● RECORDS FOR THE TASK
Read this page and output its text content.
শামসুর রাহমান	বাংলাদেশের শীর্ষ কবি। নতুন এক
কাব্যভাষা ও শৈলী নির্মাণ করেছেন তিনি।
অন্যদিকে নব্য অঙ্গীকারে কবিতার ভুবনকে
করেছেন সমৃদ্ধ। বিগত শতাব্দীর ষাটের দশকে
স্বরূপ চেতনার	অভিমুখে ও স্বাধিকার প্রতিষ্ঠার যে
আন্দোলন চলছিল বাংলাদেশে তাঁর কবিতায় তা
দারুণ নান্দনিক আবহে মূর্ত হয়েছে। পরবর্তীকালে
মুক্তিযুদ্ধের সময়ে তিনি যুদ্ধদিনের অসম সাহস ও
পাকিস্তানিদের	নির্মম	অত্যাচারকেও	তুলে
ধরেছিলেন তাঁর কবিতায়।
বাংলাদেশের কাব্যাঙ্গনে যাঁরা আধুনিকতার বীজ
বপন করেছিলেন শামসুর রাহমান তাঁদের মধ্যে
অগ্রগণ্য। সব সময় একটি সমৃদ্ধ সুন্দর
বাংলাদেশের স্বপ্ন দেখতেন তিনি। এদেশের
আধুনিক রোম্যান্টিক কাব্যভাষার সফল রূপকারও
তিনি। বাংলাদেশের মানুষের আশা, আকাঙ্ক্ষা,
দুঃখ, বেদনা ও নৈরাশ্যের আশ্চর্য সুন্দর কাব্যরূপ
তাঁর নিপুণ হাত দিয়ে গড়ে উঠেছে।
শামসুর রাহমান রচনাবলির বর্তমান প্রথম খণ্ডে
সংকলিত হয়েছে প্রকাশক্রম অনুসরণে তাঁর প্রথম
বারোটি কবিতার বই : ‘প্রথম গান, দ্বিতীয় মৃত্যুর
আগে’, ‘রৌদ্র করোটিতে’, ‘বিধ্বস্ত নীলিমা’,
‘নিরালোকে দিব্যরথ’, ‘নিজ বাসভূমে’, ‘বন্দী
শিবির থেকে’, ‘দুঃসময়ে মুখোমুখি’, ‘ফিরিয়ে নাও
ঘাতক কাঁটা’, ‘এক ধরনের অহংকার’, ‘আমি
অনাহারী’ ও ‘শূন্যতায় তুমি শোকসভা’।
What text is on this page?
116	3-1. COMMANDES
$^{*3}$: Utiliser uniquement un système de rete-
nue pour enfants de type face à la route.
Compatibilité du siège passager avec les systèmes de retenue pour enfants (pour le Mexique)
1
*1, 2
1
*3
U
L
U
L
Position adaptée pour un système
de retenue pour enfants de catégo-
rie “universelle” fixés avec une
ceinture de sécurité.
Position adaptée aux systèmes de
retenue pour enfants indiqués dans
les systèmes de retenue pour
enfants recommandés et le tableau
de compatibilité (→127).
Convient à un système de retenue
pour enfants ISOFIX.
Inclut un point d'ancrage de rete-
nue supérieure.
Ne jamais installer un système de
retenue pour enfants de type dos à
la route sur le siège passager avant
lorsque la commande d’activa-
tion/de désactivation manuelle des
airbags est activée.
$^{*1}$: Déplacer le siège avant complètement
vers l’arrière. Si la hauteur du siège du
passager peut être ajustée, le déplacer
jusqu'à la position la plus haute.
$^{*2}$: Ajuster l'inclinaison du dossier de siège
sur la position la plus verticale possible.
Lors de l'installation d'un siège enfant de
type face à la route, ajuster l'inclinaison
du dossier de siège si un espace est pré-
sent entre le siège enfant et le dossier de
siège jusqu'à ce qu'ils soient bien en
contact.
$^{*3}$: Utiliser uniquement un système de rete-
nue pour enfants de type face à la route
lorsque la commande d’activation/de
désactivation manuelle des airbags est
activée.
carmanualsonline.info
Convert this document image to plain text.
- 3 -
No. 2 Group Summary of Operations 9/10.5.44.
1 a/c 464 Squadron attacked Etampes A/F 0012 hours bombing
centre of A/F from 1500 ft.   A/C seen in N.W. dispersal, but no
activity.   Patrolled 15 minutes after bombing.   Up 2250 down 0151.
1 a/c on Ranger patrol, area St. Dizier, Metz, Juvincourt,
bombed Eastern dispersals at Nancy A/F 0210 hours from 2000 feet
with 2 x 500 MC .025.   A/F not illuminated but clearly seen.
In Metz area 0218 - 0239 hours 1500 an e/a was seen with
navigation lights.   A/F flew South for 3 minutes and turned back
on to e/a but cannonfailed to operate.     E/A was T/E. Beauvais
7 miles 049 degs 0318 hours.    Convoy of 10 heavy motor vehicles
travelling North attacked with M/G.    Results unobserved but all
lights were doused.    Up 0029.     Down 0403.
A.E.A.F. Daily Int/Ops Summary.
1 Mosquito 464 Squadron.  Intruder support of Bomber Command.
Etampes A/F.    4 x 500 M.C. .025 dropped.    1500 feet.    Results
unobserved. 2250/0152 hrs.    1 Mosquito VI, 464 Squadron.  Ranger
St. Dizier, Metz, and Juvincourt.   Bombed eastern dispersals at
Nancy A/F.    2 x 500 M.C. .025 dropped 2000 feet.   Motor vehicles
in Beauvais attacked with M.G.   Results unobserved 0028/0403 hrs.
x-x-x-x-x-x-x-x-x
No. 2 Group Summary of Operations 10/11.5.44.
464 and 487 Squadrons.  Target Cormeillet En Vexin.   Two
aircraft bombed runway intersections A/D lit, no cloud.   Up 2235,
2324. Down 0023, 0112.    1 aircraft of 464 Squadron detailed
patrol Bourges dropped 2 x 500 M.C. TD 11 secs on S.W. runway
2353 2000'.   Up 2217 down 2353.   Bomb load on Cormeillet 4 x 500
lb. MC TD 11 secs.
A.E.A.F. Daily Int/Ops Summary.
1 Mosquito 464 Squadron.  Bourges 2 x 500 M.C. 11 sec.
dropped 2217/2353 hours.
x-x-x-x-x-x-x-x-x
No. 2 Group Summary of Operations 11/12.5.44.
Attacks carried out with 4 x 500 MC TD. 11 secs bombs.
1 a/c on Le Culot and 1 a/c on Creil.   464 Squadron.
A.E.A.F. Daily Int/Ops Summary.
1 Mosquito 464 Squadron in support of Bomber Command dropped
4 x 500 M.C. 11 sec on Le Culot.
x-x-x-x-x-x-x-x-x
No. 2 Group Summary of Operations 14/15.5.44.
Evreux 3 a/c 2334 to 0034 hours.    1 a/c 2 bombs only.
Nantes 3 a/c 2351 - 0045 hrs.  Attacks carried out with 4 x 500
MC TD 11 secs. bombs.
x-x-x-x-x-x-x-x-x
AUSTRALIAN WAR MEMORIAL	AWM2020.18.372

● WHAT IS ASKED
Search the data for "from". Copy every line that has it.

● SOLUTION FOR THIS EXERCISE
centre of A/F from 1500 ft.   A/C seen in N.W. dispersal, but no
bombed Eastern dispersals at Nancy A/F 0210 hours from 2000 feet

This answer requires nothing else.